▸ **Aim of the task**
Using the entries that follow, state how many lines contain the word "Cars". The response is that number and nothing more.

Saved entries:
>>>
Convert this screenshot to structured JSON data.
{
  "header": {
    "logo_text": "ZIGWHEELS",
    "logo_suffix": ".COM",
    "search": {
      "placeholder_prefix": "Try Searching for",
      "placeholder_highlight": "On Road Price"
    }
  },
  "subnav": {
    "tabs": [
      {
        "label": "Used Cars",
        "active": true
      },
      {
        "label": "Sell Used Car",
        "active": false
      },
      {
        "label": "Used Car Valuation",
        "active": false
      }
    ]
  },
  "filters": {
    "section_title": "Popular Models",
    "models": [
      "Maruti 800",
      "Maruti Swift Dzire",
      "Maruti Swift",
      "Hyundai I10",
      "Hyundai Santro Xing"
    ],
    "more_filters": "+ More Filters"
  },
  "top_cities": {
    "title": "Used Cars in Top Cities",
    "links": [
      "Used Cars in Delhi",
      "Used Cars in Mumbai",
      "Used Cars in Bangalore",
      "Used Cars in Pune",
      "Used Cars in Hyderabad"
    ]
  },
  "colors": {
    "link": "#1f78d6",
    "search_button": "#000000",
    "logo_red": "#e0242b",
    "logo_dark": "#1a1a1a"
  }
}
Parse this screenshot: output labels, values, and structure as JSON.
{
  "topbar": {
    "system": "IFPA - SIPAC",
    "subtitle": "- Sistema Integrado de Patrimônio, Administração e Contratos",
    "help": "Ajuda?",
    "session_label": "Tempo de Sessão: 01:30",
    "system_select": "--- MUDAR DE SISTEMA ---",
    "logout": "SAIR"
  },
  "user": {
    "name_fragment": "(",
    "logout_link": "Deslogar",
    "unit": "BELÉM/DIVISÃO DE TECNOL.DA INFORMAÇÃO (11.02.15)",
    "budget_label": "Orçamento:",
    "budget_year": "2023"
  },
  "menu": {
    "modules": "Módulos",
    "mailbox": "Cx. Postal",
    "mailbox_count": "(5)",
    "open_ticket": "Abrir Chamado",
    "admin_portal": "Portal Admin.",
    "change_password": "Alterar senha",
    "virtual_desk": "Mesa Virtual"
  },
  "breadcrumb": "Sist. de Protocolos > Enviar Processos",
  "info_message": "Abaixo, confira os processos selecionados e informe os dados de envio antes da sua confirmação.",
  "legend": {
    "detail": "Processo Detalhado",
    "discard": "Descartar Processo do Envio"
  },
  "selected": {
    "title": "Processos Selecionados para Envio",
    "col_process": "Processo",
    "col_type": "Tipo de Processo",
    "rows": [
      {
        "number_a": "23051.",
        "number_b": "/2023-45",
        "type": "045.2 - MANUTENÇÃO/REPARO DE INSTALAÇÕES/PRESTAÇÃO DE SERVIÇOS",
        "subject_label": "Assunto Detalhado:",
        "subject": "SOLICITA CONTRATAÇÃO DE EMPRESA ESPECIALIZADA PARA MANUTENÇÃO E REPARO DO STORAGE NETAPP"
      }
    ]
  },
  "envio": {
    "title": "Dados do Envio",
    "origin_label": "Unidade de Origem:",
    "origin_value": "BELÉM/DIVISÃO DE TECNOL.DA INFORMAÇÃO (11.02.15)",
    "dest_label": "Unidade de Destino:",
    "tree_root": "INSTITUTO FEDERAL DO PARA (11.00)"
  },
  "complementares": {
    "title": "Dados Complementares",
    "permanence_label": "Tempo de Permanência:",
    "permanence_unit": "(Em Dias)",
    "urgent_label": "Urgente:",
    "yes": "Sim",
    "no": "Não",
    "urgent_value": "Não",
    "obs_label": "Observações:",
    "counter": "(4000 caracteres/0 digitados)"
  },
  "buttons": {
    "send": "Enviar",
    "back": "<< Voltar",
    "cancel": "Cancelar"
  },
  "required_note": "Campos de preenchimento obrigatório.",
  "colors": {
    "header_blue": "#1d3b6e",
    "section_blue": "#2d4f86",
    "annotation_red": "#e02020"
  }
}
<<<
▸ **The answer**
7